给定文本.
┄┄┄┄┄┄

一、题目回顾
📄 题目描述
统计每个 level=0 的用户 ,在所有 difficulty='hard' 的试卷中的:
- ✅ 平均得分(未完成 → 记为 0 分)
- ✅ 平均用时(未完成 → 记为试卷规定时长
duration)
avg_score:取整(TRUNCATE)avg_time_took:保留 1 位小数(ROUND)
📊 示例数据
| id | uid | exam_id | start_time | submit_time | score |
|---|---|---|---|---|---|
| 1 | 1001 | 9001 | 2020-01-02 09:01:01 | 2020-01-02 09:21:59 | 80 |
| 2 | 1001 | 9001 | 2021-05-02 10:01:01 | NULL | NULL |
| 4 | 1001 | 9001 | 2021-06-02 19:01:01 | 2021-06-02 19:32:00 | 20 |
examination_info 表:
| exam_id | duration | difficulty |
|---|---|---|
| 9001 | 60 | hard |
✅ 期望输出
| uid | avg_score | avg_time_took |
|---|---|---|
| 1001 | 33 | 36.7 |
🧠 二、关键解题思路(四步法)
🔹 第一步:确定数据源与过滤条件
FROM user_info ui
JOIN exam_record er ON ui.uid = er.uid
JOIN examination_info ei ON er.exam_id = ei.exam_id
WHERE ui.level = 0 AND ei.difficulty = 'hard'✅ 只关注 level=0 用户 + 高难度试卷
🔹 第二步:处理"未完成"情况(核心!)
📌 得分处理
-
未交卷(
submit_time IS NULL)或score IS NULL→ 记为 0 分CASE
WHEN er.submit_time IS NULL OR er.score IS NULL THEN 0
ELSE er.score
END AS score
⚠️ 不能用
IFNULL(score, 0),因为有些记录submit_time是 NULL 但score不是(异常数据)
📌 用时处理
-
未交卷 → 用
ei.duration -
异常时间(
submit_time < start_time)→ 也用ei.duration -
正常交卷 → 用
TIMESTAMPDIFF(MINUTE, ...)CASE
WHEN er.submit_time IS NULL THEN ei.duration
WHEN er.submit_time < er.start_time THEN ei.duration
ELSE TIMESTAMPDIFF(MINUTE, er.start_time, er.submit_time)

┄┄┄┄┄┄

所给数据.
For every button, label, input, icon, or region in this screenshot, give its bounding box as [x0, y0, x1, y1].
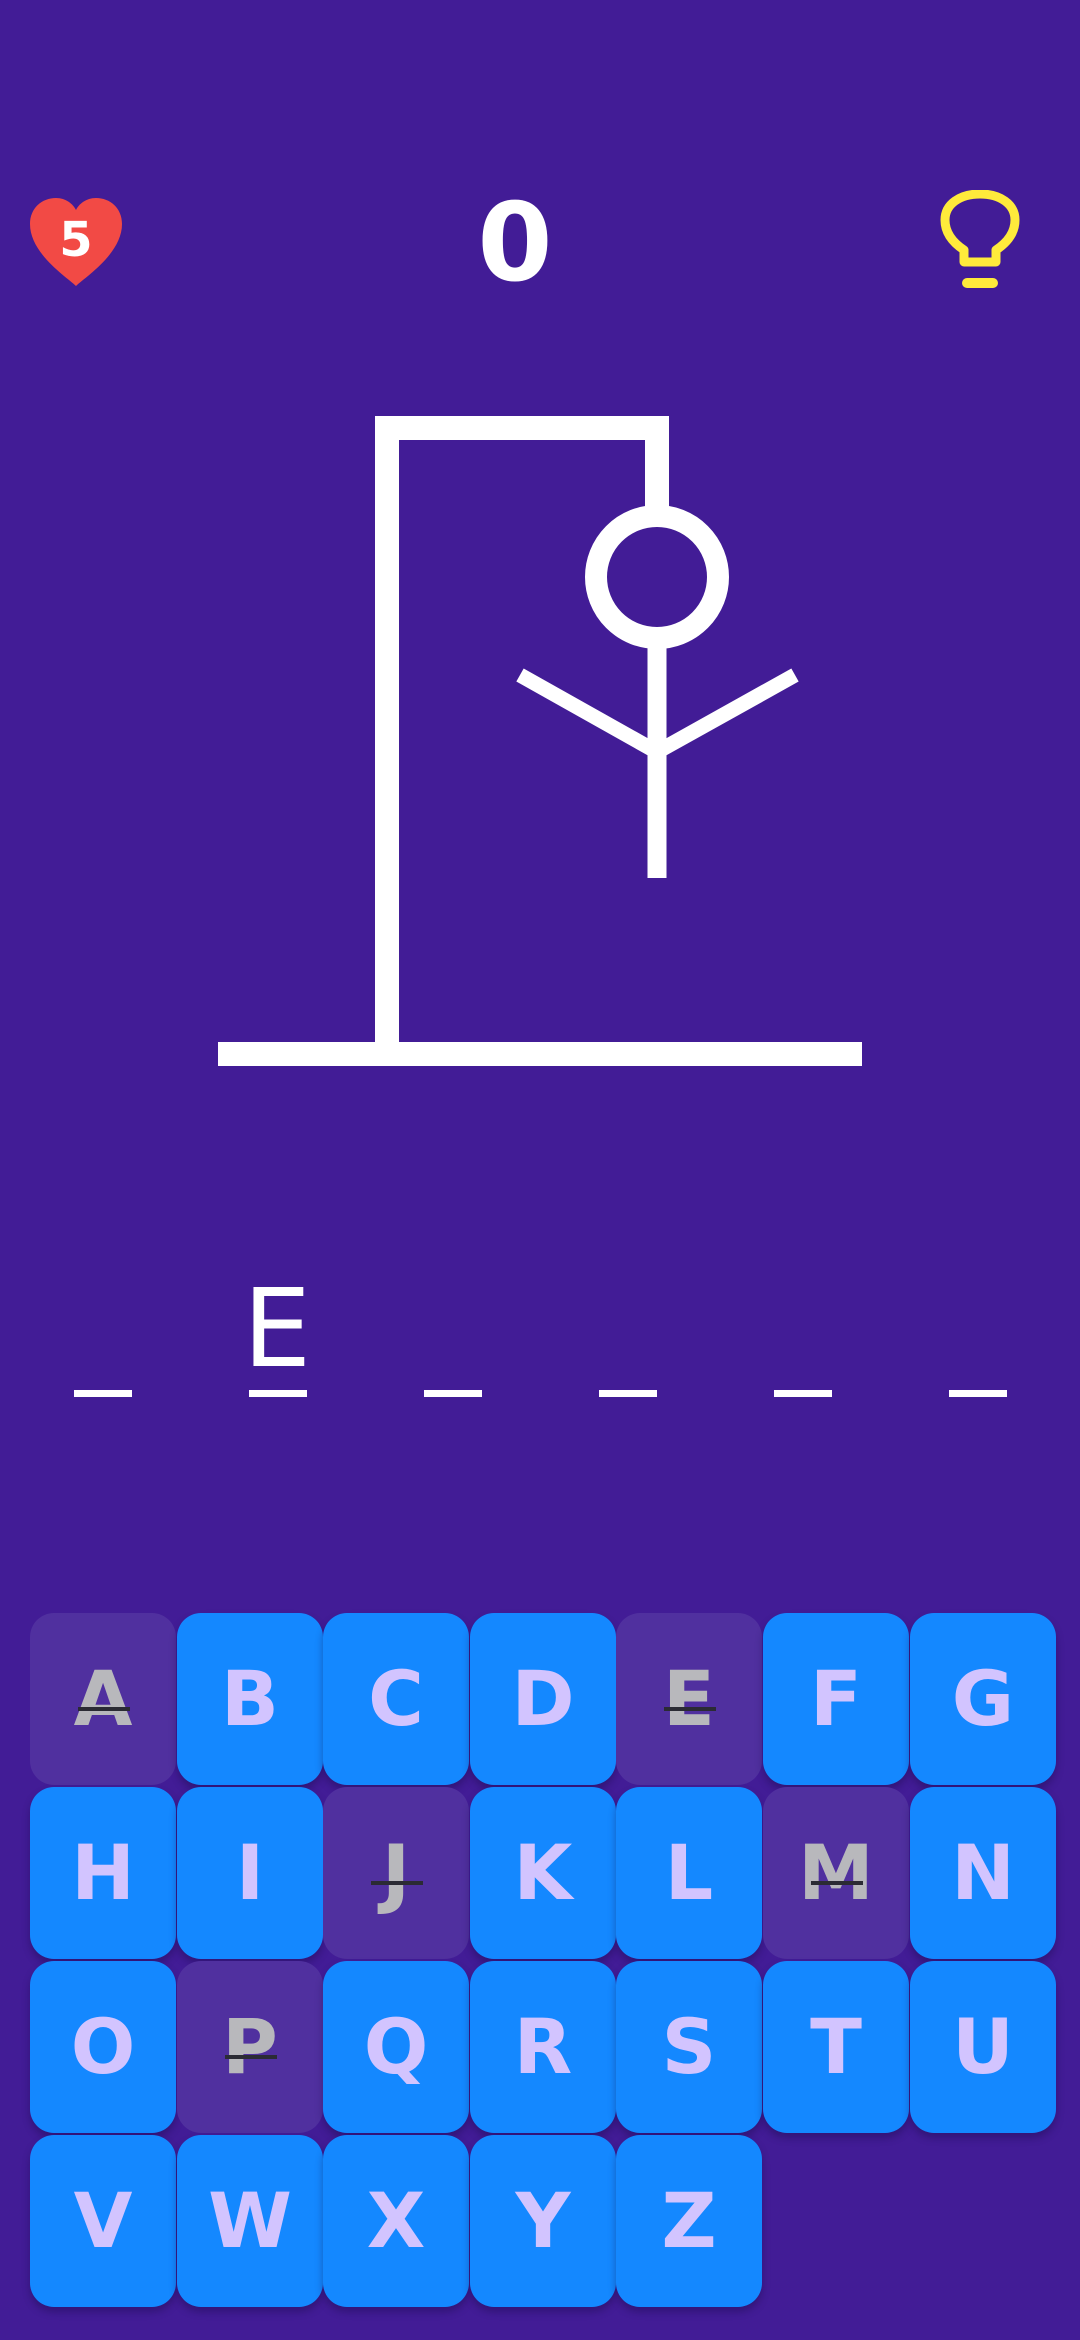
key-d[interactable]: D — [470, 1613, 616, 1785]
key-p[interactable]: P — [177, 1961, 323, 2133]
key-e[interactable]: E — [616, 1613, 762, 1785]
letter-slot — [62, 1270, 142, 1410]
key-r[interactable]: R — [470, 1961, 616, 2133]
slot-underline — [774, 1390, 832, 1397]
letter-slot — [937, 1270, 1017, 1410]
word-display: E — [0, 1270, 1080, 1410]
key-s[interactable]: S — [616, 1961, 762, 2133]
key-g[interactable]: G — [910, 1613, 1056, 1785]
slot-underline — [249, 1390, 307, 1397]
key-m[interactable]: M — [763, 1787, 909, 1959]
gallows-post — [375, 416, 399, 1042]
key-x[interactable]: X — [323, 2135, 469, 2307]
letter-slot: E — [237, 1270, 317, 1410]
key-o[interactable]: O — [30, 1961, 176, 2133]
letter-slot — [587, 1270, 667, 1410]
slot-underline — [74, 1390, 132, 1397]
key-b[interactable]: B — [177, 1613, 323, 1785]
key-f[interactable]: F — [763, 1613, 909, 1785]
slot-underline — [949, 1390, 1007, 1397]
key-q[interactable]: Q — [323, 1961, 469, 2133]
key-y[interactable]: Y — [470, 2135, 616, 2307]
key-w[interactable]: W — [177, 2135, 323, 2307]
key-n[interactable]: N — [910, 1787, 1056, 1959]
key-i[interactable]: I — [177, 1787, 323, 1959]
slot-underline — [599, 1390, 657, 1397]
key-j[interactable]: J — [323, 1787, 469, 1959]
key-u[interactable]: U — [910, 1961, 1056, 2133]
gallows-rope — [645, 416, 669, 512]
key-c[interactable]: C — [323, 1613, 469, 1785]
letter-slot — [412, 1270, 492, 1410]
key-k[interactable]: K — [470, 1787, 616, 1959]
gallows-beam — [375, 416, 669, 440]
hangman-left-arm — [516, 668, 661, 759]
key-t[interactable]: T — [763, 1961, 909, 2133]
key-v[interactable]: V — [30, 2135, 176, 2307]
slot-letter: E — [242, 1267, 312, 1392]
key-z[interactable]: Z — [616, 2135, 762, 2307]
letter-slot — [762, 1270, 842, 1410]
slot-underline — [424, 1390, 482, 1397]
key-h[interactable]: H — [30, 1787, 176, 1959]
hangman-head — [585, 505, 729, 649]
hangman-drawing — [218, 416, 862, 1066]
key-l[interactable]: L — [616, 1787, 762, 1959]
hangman-right-arm — [653, 668, 799, 759]
gallows-base — [218, 1042, 862, 1066]
key-a[interactable]: A — [30, 1613, 176, 1785]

┄┄┄┄┄┄

任务说明. 这篇讲解如何用 SQL 统计 level=0 用户困难试卷平均得分与用时的文章停在了用时处理的 CASE 语句中，请接着它最后一行写出后续内容。

练习输出.
END AS duration_min
💡 重点:用
MINUTE而不是/60.0,因为题目要求"20分钟",是向下取整的整数分钟
🔹 第三步:分组聚合
GROUP BY result.uid按用户分组,计算每个用户的平均值
🔹 第四步:格式化输出
TRUNCATE(AVG(score), 0) -- 平均分取整(去小数)
ROUND(AVG(duration_min), 1) -- 平均用时保留 1 位小数⚠️ 区别:
TRUNCATE(33.9, 0)→ 33ROUND(33.5, 0)→ 34(四舍五入,不符合"取整"要求)
✅ 三、最终正确 SQL
SELECT
result.uid,
TRUNCATE(AVG(score), 0) AS avg_score,
ROUND(AVG(duration_min), 1) AS avg_time_took
FROM (
SELECT
er.uid,
-- 未完成或无分 → 0 分
CASE
WHEN er.submit_time IS NULL OR er.score IS NULL THEN 0
ELSE er.score
END AS score,
-- 未完成或异常时间 → 用 duration;否则用实际分钟数(向下取整)
CASE
WHEN er.submit_time IS NULL THEN ei.duration
WHEN er.submit_time < er.start_time THEN ei.duration
ELSE TIMESTAMPDIFF(MINUTE, er.start_time, er.submit_time)
END AS duration_min
FROM user_info ui
JOIN exam_record er ON ui.uid = er.uid
JOIN examination_info ei ON er.exam_id = ei.exam_id
WHERE ui.level = 0 AND ei.difficulty = 'hard'
) AS result
GROUP BY result.uid;🧮 四、结果验证(手动计算)
| 记录 | 用时(分钟) | 得分 |
|---|---|---|
| id=1 | TIMESTAMPDIFF(MINUTE, '09:01:01', '09:21:59') = 20 |
80 |
| id=2 | duration=60 |
0 |
| id=4 | TIMESTAMPDIFF(MINUTE, '19:01:01', '19:32:00') = 30 |
20 |
- 总用时:20 + 60 + 30 = 110
- 平均用时:110 / 3 = 36.666... →
ROUND(36.666, 1)= 36.7 - 总得分:80 + 0 + 20 = 100
- 平均得分:100 / 3 ≈ 33.33 →
TRUNCATE(33.33, 0)= 33
✅ 完全匹配期望输出!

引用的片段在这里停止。